Dataset rows>
+ + + + + + +

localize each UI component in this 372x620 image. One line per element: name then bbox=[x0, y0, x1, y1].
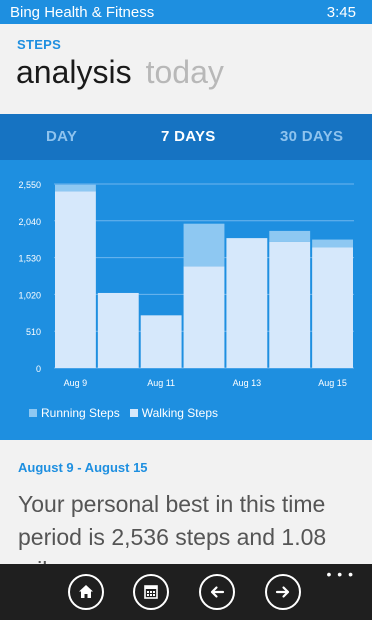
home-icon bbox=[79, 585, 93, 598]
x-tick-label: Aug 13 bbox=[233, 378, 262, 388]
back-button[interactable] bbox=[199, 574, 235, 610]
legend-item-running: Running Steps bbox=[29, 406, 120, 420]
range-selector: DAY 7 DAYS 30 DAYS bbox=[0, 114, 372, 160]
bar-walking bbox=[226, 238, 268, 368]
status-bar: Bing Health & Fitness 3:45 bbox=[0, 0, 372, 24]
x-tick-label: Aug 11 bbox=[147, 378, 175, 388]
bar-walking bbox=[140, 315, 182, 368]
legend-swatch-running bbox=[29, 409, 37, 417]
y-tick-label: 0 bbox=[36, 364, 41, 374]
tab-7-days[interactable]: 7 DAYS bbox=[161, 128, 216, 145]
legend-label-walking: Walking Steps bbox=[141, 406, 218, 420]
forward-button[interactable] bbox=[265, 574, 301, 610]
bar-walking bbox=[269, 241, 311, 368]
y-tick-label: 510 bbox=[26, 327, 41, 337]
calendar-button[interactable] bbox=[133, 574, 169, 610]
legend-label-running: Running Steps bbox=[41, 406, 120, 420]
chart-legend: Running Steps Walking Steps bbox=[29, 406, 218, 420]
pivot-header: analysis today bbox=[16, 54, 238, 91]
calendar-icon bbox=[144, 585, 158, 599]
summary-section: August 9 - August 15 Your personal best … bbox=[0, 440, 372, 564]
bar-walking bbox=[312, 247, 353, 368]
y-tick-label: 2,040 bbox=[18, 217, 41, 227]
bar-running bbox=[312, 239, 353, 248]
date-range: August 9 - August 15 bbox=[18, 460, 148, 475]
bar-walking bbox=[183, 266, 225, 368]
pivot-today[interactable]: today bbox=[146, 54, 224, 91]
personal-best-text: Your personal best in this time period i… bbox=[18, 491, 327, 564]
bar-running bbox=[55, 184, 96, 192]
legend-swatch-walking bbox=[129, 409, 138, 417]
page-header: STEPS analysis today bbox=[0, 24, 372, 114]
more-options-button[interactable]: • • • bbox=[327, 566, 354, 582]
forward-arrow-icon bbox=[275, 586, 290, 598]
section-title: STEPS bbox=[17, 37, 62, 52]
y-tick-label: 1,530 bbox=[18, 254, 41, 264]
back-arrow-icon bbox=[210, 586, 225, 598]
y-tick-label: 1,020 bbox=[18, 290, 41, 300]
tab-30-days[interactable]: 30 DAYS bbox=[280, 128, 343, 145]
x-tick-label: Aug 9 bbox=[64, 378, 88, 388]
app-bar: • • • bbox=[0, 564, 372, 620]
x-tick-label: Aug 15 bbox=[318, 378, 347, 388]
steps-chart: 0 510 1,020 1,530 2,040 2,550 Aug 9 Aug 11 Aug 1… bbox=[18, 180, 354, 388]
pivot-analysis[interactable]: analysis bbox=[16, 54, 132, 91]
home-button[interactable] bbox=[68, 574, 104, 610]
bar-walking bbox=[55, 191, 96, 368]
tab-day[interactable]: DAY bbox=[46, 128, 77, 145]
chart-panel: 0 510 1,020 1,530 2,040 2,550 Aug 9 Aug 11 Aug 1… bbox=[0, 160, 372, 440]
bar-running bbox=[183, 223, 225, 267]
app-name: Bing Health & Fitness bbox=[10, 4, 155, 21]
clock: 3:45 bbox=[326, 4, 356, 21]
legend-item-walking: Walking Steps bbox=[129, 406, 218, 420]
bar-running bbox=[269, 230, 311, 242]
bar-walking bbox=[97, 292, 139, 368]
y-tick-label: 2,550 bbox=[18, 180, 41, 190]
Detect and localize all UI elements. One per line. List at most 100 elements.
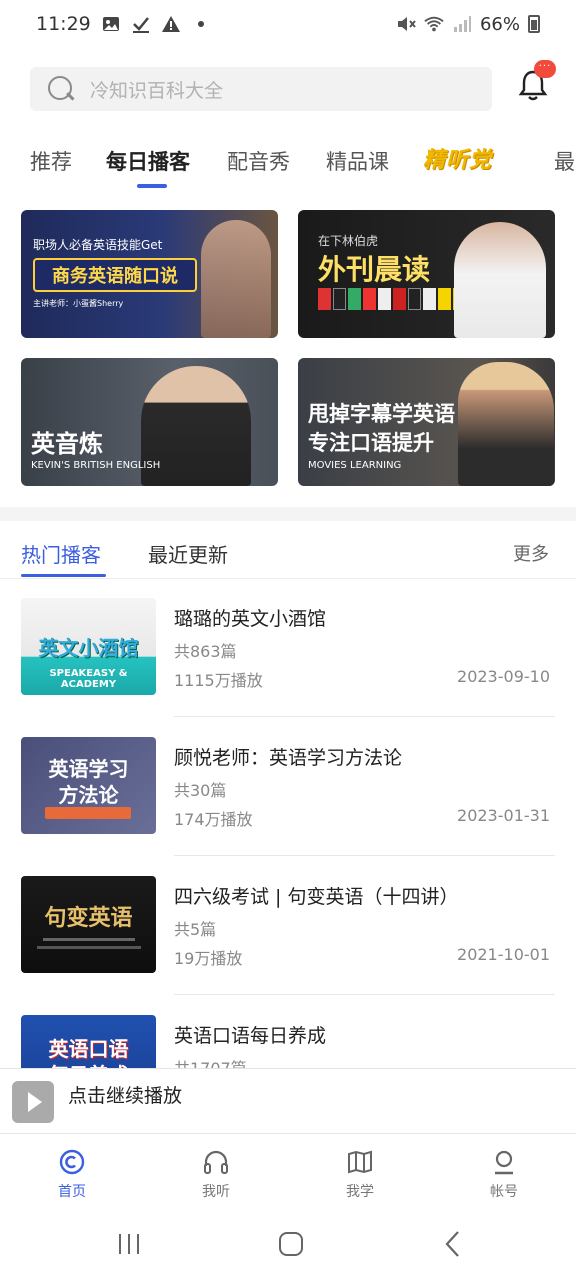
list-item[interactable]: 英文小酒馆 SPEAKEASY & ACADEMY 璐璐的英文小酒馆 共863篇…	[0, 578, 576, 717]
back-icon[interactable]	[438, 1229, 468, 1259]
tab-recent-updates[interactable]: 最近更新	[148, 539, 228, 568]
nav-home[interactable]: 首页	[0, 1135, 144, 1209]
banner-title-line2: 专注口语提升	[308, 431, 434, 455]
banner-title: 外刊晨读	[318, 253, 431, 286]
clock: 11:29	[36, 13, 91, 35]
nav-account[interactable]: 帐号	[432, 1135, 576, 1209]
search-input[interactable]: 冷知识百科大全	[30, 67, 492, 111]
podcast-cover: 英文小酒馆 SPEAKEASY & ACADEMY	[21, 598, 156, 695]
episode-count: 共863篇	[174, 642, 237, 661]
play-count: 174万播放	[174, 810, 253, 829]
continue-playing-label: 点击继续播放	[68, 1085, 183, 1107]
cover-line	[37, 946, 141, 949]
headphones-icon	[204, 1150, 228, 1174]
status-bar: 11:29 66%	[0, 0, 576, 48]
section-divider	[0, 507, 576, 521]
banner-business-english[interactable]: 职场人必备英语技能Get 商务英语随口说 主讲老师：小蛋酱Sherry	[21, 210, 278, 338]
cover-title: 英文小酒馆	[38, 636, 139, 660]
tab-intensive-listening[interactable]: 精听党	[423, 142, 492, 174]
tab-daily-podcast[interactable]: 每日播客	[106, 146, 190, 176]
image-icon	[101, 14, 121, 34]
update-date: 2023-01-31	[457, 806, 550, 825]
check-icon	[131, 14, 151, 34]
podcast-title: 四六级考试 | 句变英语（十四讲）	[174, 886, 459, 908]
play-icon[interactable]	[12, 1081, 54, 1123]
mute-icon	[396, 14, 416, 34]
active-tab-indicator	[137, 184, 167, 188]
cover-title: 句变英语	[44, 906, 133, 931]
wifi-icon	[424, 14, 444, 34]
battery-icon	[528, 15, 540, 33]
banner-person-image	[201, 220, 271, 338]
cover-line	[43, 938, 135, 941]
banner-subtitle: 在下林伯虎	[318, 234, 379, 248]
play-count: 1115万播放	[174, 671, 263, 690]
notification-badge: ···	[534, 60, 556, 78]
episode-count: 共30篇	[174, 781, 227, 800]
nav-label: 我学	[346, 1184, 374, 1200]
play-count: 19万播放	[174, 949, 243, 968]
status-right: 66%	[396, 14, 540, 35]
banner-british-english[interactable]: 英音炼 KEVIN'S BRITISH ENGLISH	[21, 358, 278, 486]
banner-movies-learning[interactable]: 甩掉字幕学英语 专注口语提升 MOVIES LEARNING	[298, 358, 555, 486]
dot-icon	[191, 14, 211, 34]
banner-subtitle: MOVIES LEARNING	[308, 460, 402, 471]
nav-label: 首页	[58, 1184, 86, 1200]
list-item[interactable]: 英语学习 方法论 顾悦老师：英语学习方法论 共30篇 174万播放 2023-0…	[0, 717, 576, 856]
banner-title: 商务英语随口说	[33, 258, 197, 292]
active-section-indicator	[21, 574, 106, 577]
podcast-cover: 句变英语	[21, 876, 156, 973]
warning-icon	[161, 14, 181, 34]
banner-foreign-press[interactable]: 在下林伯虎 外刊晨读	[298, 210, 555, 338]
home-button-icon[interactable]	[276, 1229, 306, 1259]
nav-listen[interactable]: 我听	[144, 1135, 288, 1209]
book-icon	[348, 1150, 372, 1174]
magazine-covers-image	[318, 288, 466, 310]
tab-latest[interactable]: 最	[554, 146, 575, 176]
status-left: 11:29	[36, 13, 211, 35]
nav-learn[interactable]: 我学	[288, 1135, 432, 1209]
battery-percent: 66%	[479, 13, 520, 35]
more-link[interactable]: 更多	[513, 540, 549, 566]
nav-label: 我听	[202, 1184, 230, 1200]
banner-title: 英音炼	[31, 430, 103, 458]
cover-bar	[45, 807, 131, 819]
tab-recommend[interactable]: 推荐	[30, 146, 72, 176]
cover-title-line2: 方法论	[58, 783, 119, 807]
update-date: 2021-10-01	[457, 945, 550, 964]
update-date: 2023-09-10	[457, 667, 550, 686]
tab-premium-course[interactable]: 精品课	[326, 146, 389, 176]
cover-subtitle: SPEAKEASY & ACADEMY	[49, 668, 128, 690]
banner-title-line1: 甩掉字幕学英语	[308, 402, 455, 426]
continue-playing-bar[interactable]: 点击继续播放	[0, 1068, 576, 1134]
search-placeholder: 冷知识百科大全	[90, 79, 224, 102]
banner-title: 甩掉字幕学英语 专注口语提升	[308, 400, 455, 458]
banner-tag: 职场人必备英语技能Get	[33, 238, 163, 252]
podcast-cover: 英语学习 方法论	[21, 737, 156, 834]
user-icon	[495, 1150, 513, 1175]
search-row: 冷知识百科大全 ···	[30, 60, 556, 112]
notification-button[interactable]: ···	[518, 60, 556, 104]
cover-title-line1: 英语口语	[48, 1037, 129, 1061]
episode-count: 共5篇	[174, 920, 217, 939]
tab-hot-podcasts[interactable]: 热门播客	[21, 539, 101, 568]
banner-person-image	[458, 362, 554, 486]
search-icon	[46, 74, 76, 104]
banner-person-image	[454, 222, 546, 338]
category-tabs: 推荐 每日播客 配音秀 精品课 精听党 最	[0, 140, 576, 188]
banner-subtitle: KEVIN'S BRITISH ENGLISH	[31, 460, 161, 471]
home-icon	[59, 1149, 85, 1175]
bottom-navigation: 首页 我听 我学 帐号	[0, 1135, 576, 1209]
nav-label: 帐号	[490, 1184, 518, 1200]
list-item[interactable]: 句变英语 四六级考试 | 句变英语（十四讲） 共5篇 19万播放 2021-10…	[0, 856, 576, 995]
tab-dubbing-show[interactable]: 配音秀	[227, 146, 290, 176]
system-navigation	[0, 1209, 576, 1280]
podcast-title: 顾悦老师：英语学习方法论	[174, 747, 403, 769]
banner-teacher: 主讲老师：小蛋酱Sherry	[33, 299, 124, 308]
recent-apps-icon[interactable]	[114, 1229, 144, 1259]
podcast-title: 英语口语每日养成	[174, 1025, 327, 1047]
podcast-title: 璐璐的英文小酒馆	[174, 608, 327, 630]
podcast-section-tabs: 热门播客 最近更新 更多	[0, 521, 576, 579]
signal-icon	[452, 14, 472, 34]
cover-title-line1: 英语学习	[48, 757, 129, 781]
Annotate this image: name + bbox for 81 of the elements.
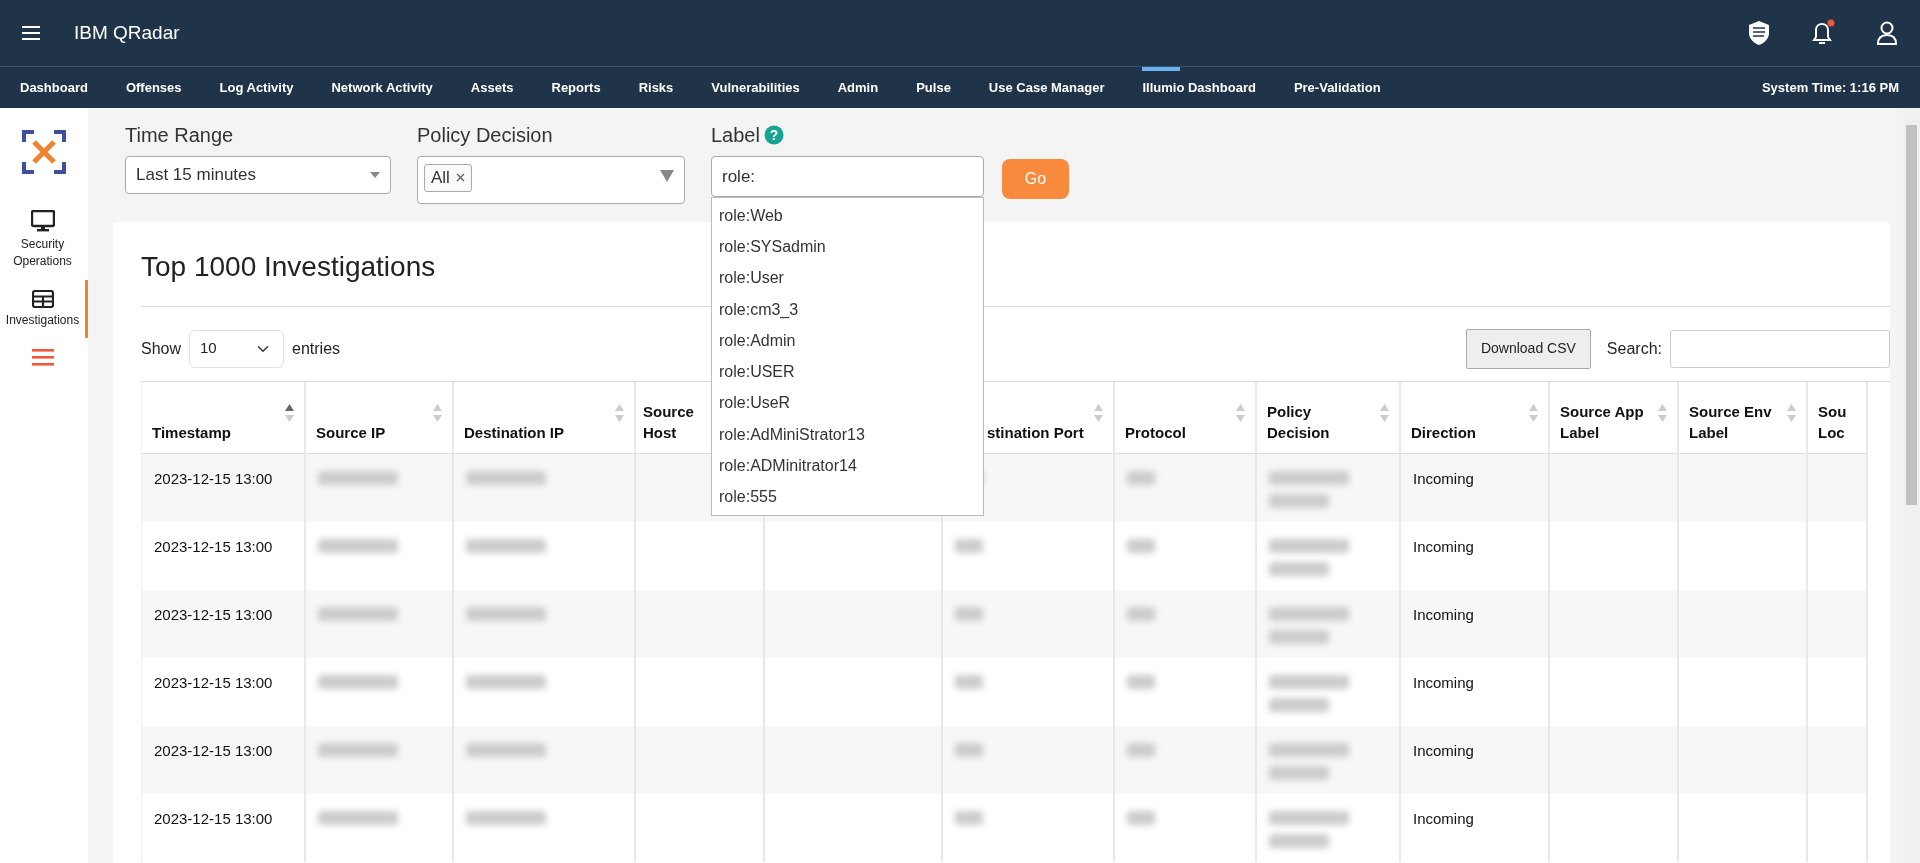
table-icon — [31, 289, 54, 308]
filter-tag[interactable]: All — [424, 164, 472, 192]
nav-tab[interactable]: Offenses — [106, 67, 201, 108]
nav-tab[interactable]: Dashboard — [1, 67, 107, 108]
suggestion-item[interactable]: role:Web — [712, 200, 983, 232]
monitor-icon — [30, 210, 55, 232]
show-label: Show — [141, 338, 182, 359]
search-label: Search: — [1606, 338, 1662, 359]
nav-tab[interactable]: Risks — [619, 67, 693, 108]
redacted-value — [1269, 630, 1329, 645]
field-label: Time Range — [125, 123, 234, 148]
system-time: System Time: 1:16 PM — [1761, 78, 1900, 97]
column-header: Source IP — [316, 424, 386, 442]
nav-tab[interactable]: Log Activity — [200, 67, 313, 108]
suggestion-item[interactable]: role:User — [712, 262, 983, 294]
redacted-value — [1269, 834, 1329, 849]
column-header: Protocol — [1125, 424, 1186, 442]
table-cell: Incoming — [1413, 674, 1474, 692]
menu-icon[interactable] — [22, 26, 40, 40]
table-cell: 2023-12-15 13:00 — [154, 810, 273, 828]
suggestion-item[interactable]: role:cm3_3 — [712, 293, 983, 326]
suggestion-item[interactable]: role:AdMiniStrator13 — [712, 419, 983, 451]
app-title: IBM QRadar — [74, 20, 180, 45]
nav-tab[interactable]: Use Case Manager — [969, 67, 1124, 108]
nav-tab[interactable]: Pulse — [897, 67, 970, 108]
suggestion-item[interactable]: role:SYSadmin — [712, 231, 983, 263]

+ + + + + + +

What you have to do> Reproduce verbatim the lines of the data above, beginning at the line that contains "list-item[interactable]: 英文小酒馆 SPEAKEASY" and stopping after the line that contains "67, 492, 111]".

Task solution>
list-item[interactable]: 英文小酒馆 SPEAKEASY & ACADEMY 璐璐的英文小酒馆 共863篇…	[0, 578, 576, 717]
back-icon[interactable]	[438, 1229, 468, 1259]
tab-recent-updates[interactable]: 最近更新	[148, 539, 228, 568]
nav-home[interactable]: 首页	[0, 1135, 144, 1209]
banner-title-line2: 专注口语提升	[308, 431, 434, 455]
banner-title: 外刊晨读	[318, 253, 431, 286]
clock: 11:29	[36, 13, 91, 35]
nav-account[interactable]: 帐号	[432, 1135, 576, 1209]
search-input[interactable]: 冷知识百科大全	[30, 67, 492, 111]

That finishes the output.